→ **Problem requirements**
Reproduce word for word the passage of the movie review below, starting with "Right here, RIGHT" and going on through "along, silly me.".

→ **Source document**
########
The first two minutes or so of this movie are deeply misleading.  Aaron Eckart does a voiceover narration as he limps across the snowy wastes of the Arctic carrying a body, flashbacks to Mary Shelley...

I mean, in some ways the opening two minutes are some of the most accurate movie renditions of Frankenstein I've ever seen, the most faithful to the literary source if you will. Of course, by habit I avoid those high minded arthouse versions of Frankenstein that TRY to be all faithful, so that might not say much about cinema...  

But there are some things here that stand out in context.  First, the Monster is not at all sympathetic, any complex character building, any sense of conflict within him is almost entirely accidental, borrowed liberally from Shelley almost by accident.

I'm talking of course about how he murders Elizabeth Frankenstein to get revenge on Victor for having... I dunno... dumped his body into a shallow river? In the book its for lying about making a bride, a companion for Adam while planning for his own nuptial bliss, but its still some cold blooded shit.   Then, after Victor dies to the cold, Adam hauls his corpsical all the way back to... um... transylvania?... to bury him in front of the family crypt.  Eckart is acting his best here with no dialog, but at this point its all borrowed and later to be forgotten.

It starts to go off the rails almost immediately after when three dudes show up to beat up Adam before he's even finished shovelling. I remember cheering when I saw a D&D-esque Mancatcher in the theater.  One Demon (and one only...) transforms and, sigh, he looks goofy as shit with his 'demon head' on, Adam spikes one with a random... headstone?... iron thingamagig that happens to look a lot like the papal cross, which kills it.

Then... sigh... gargoyles show up and finish off the remaining two demons, find Victors journal before it gets buried, and, uh, capture... the unconscious Adam.

Right here, RIGHT FUCKING HERE, the movie has gone off the rails as far as I'm concerns. Gargoyles are the ancient sacred enemies of Demons, sending them back to hell. I mean, they fly and mostly look like really attractive people. Wings.

Anything about that description remind you of something... say? Who are the traditional enemies of demons anyway?

Oh, right. It was Gargoyles all along, silly me.  

I could do a forty page rant about Hollywood's stubborn refusal to handle basic theology with anything resembling sanity... mind you I'm an atheist... but now isn't the time. Lets just suggest that they seem to be afraid that if they made Angels the good guys they'd somehow convince the Christian Moral Majority to burn down the American Sodom or some batshit crazy conspiracy theory and leave it at that?

I feel the odd need to point out that this was directed by Stuart Beattie, the guy who did some of the Pirates of the Carribean Movies, as well as at least one GI Joe film.  It was also written by Kevin Grevioux, the mastermind behind the Underworld franchise. Somehow... somehow they just... missed. Everything.

Moving on.

So the Gargoyles (Sigh...) take the Hollywood Unconscious Adam back to their... castle?... and introduce him to their queen. Of course they also chain him up (badly) and constantly threaten to kill him for no particular reason. They are the good guys?  Or is it Adam, who murders innocent young women because he doesn't like their fiancee?  

At this point (three minutes in) and I'm rooting for the Demons.  I mean: Clearly they are assholes, but at least they KNOW they are assholes.  Its... refreshing.
########
→ **Supplied records**
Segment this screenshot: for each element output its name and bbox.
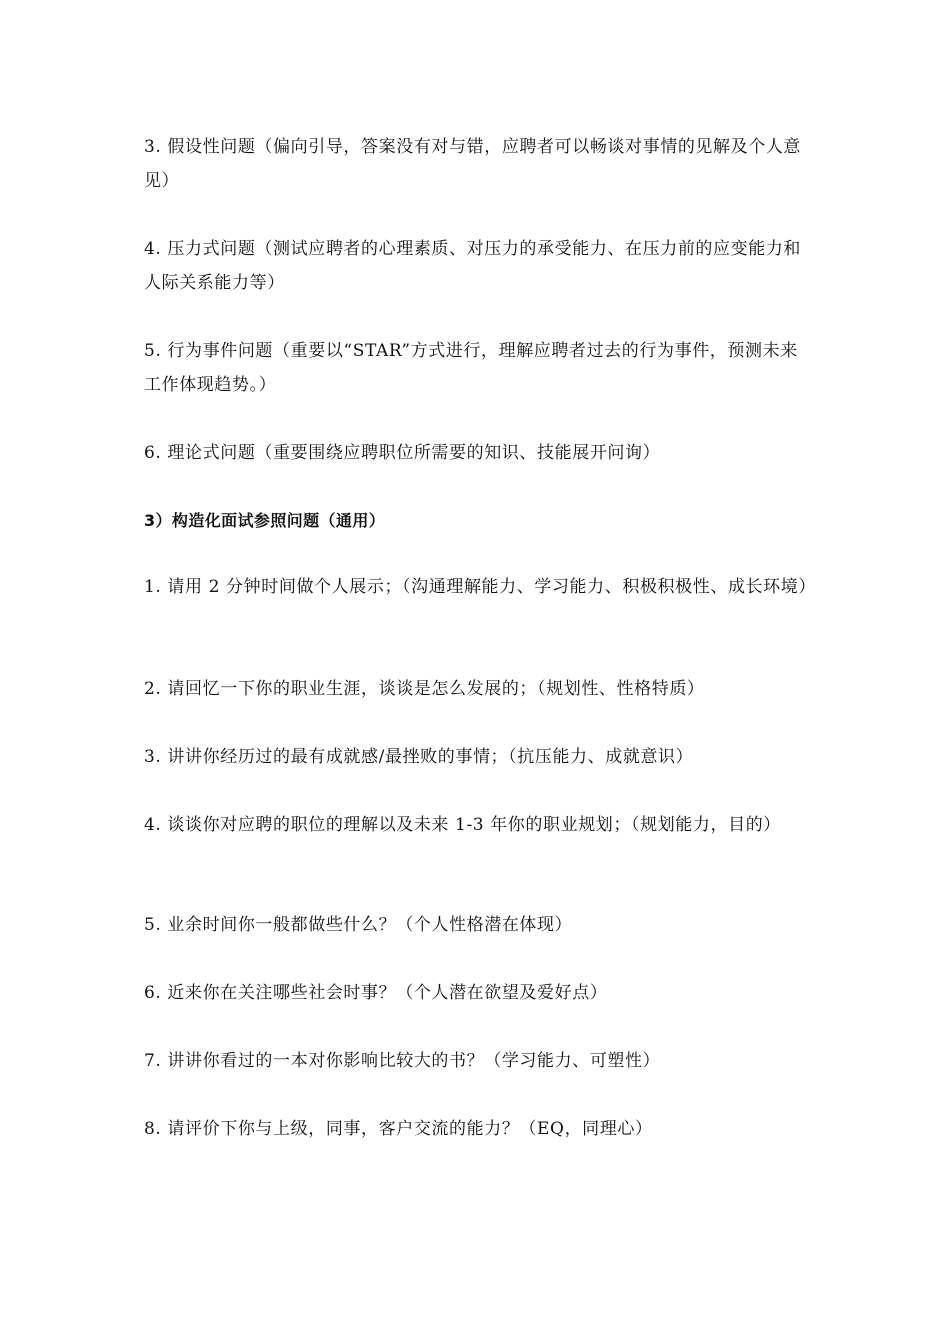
paragraph-behavioral-questions: 5. 行为事件问题（重要以“STAR”方式进行，理解应聘者过去的行为事件，预测未来工作体现趋势。） (144, 341, 798, 395)
list-item-question-1: 1. 请用 2 分钟时间做个人展示；（沟通理解能力、学习能力、积极积极性、成长环境） (144, 577, 816, 597)
list-item-question-2: 2. 请回忆一下你的职业生涯，谈谈是怎么发展的；（规划性、性格特质） (144, 679, 705, 699)
list-item-question-7: 7. 讲讲你看过的一本对你影响比较大的书？（学习能力、可塑性） (144, 1051, 661, 1071)
paragraph-theoretical-questions: 6. 理论式问题（重要围绕应聘职位所需要的知识、技能展开问询） (144, 443, 661, 463)
list-item-question-5: 5. 业余时间你一般都做些什么？（个人性格潜在体现） (144, 915, 573, 935)
list-item-question-3: 3. 讲讲你经历过的最有成就感/最挫败的事情；（抗压能力、成就意识） (144, 747, 694, 767)
paragraph-pressure-questions: 4. 压力式问题（测试应聘者的心理素质、对压力的承受能力、在压力前的应变能力和人际关系能力等） (144, 239, 802, 293)
list-item-question-8: 8. 请评价下你与上级，同事，客户交流的能力？（EQ，同理心） (144, 1119, 653, 1139)
paragraph-hypothetical-questions: 3. 假设性问题（偏向引导，答案没有对与错，应聘者可以畅谈对事情的见解及个人意见） (144, 137, 802, 191)
list-item-question-4: 4. 谈谈你对应聘的职位的理解以及未来 1-3 年你的职业规划；（规划能力，目的） (144, 815, 781, 835)
section-heading: 3）构造化面试参照问题（通用） (144, 511, 386, 530)
list-item-question-6: 6. 近来你在关注哪些社会时事？（个人潜在欲望及爱好点） (144, 983, 608, 1003)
########
→ **Written answer**
Right here, RIGHT FUCKING HERE, the movie has gone off the rails as far as I'm concerns. Gargoyles are the ancient sacred enemies of Demons, sending them back to hell. I mean, they fly and mostly look like really attractive people. Wings.

Anything about that description remind you of something... say? Who are the traditional enemies of demons anyway?

Oh, right. It was Gargoyles all along, silly me.